What to produce
List every sentence that the article about Charli D'Amelio below quotes directly from her.

Document excerpt
+ + + +

TikTok's most followed star, Charli D'Amelio, has bravely spoken out about struggling with an eating disorder. The sixteen-year-old currently has over 86 million followers on the app and is famed for her dancing and snappy videos, which regularly rack up millions of views – she also boasts 28.7 million Instagram fans. Her older sister, Dixie, has also found fame as a popular social media personality too.
Taking to Instagram Stories, Charli recently addressed her followers (many of whom are young girls) and said she wanted to share her experiences in the hopes of helping others. "I’ve always tried to use my voice when it comes to issues surrounding body image, but I’ve never talked about my own struggles with eating disorders," she said. "It’s so uncomfortable to admit to even your closest friends and family, let alone the world."
"I’ve been afraid to share that I have an eating disorder, but ultimately I hope that by sharing this I can help someone else," Charli continued. "I know eating disorders are something that so many other people are battling behind closed doors." She also apologised for featuring 'Prom Queen' by Beach Bunny, a song that contains lyrics which some could find triggering in relation to body image.

+ + + +

Information supplied
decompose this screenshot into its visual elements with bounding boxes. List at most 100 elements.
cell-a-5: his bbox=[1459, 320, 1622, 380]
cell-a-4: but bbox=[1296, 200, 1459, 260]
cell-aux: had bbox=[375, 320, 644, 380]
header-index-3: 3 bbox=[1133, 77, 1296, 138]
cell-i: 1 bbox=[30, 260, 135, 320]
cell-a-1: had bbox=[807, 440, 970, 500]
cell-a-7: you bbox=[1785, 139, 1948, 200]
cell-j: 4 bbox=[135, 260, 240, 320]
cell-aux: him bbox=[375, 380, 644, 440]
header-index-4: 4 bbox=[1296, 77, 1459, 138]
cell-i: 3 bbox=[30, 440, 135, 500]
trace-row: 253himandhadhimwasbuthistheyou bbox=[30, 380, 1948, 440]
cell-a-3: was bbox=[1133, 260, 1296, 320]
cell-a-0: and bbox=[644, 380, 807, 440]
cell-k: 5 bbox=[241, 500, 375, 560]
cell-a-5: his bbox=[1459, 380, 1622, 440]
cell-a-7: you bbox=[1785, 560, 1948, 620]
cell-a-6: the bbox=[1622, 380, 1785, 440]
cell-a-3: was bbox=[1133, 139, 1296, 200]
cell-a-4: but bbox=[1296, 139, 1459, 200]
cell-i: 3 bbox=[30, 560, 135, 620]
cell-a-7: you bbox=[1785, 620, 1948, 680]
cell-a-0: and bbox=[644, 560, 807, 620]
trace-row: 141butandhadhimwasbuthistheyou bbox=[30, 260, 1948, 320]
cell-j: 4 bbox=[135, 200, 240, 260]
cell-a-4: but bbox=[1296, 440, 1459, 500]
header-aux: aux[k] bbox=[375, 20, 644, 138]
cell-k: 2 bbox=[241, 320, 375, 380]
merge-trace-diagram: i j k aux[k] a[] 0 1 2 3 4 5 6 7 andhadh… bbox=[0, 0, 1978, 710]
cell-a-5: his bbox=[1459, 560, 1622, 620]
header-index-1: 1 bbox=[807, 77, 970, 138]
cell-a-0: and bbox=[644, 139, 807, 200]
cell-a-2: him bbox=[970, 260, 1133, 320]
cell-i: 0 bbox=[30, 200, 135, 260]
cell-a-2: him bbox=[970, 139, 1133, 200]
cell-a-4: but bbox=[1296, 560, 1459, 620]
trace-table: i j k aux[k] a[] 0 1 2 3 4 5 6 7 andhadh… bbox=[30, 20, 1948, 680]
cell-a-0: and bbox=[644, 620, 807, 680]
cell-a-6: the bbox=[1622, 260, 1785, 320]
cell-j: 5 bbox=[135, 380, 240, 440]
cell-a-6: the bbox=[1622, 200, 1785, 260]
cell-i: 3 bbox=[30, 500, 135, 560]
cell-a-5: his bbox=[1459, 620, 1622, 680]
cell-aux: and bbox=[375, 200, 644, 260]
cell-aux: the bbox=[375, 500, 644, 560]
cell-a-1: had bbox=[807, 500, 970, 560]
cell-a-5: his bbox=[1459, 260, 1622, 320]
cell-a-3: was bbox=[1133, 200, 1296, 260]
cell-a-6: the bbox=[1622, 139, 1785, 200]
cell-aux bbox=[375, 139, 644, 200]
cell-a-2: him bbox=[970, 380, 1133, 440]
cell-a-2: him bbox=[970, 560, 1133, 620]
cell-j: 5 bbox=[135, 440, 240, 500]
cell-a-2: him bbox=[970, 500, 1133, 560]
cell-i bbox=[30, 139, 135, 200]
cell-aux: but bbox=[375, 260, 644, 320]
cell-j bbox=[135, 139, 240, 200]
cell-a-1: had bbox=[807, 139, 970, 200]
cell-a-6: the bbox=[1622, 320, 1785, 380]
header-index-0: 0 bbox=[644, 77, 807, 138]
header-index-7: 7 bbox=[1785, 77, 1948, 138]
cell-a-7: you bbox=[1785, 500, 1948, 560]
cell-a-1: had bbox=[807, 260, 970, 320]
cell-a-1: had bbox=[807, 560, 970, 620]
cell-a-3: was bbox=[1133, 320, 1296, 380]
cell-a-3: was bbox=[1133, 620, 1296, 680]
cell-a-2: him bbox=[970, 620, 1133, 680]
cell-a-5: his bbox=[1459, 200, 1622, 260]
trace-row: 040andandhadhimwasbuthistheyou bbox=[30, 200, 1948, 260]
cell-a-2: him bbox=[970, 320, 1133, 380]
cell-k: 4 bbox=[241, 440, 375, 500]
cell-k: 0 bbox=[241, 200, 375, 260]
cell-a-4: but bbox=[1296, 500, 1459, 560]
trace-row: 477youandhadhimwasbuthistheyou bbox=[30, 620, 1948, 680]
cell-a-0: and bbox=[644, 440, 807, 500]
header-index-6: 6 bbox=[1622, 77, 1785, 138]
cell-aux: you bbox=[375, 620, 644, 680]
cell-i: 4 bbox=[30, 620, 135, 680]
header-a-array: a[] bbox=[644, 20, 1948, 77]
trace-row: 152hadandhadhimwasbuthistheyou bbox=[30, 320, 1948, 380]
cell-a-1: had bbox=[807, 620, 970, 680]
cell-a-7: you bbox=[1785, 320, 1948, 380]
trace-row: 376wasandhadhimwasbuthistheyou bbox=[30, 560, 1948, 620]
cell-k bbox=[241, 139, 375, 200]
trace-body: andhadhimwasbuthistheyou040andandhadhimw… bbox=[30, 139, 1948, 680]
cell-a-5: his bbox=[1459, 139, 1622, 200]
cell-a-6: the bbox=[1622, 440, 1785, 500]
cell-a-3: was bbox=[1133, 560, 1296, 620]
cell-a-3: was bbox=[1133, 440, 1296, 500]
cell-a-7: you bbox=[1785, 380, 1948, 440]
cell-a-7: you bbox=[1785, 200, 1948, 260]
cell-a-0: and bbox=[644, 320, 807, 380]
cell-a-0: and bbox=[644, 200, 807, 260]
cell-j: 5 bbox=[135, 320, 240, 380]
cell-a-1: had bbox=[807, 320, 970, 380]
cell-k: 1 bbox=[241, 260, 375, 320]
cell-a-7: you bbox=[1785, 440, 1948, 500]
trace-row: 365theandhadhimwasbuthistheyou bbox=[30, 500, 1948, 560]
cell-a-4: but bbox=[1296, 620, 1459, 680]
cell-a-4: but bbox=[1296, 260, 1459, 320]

+ + + +

Solution for this task
- "I’ve always tried to use my voice when it comes to issues surrounding body image, but I’ve never talked about my own struggles with eating disorders."
- "It’s so uncomfortable to admit to even your closest friends and family, let alone the world."
- "I’ve been afraid to share that I have an eating disorder, but ultimately I hope that by sharing this I can help someone else."
- "I know eating disorders are something that so many other people are battling behind closed doors."